►

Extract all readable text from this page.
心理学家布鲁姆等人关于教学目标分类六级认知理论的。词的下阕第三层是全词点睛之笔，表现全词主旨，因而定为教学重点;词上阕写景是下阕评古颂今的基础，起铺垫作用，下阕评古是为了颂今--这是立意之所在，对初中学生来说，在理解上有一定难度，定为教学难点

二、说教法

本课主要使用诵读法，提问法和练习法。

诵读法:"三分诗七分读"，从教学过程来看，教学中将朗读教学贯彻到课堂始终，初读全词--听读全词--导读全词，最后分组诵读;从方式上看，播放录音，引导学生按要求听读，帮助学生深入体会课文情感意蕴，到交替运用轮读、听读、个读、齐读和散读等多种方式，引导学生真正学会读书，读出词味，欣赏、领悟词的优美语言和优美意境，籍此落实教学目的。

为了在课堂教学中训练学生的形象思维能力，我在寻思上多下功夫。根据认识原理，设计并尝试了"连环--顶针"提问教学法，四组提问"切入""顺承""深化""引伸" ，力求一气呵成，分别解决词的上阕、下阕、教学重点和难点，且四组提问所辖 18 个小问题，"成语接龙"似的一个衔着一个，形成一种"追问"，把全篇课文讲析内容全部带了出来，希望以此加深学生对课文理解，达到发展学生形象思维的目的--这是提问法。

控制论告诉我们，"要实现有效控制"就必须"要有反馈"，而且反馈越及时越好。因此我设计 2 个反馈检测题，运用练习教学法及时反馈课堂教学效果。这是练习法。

◄
►

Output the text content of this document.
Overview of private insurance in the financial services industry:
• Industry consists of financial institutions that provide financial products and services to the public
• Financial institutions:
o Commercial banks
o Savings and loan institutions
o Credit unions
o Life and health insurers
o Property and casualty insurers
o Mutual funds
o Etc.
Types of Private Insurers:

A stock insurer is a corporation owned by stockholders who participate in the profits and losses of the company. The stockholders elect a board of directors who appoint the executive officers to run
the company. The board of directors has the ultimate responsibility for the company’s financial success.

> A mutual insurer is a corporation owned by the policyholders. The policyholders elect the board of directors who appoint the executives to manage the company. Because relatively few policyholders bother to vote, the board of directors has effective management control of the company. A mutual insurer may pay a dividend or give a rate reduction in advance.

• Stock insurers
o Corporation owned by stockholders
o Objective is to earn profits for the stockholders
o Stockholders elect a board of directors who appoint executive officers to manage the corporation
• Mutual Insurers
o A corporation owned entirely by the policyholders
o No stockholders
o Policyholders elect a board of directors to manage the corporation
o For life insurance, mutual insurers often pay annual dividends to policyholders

◄

Requirement:
Return a copy of every line that includes the word "officers".

Completed exercise:
A stock insurer is a corporation owned by stockholders who participate in the profits and losses of the company. The stockholders elect a board of directors who appoint the executive officers to run
o Stockholders elect a board of directors who appoint executive officers to manage the corporation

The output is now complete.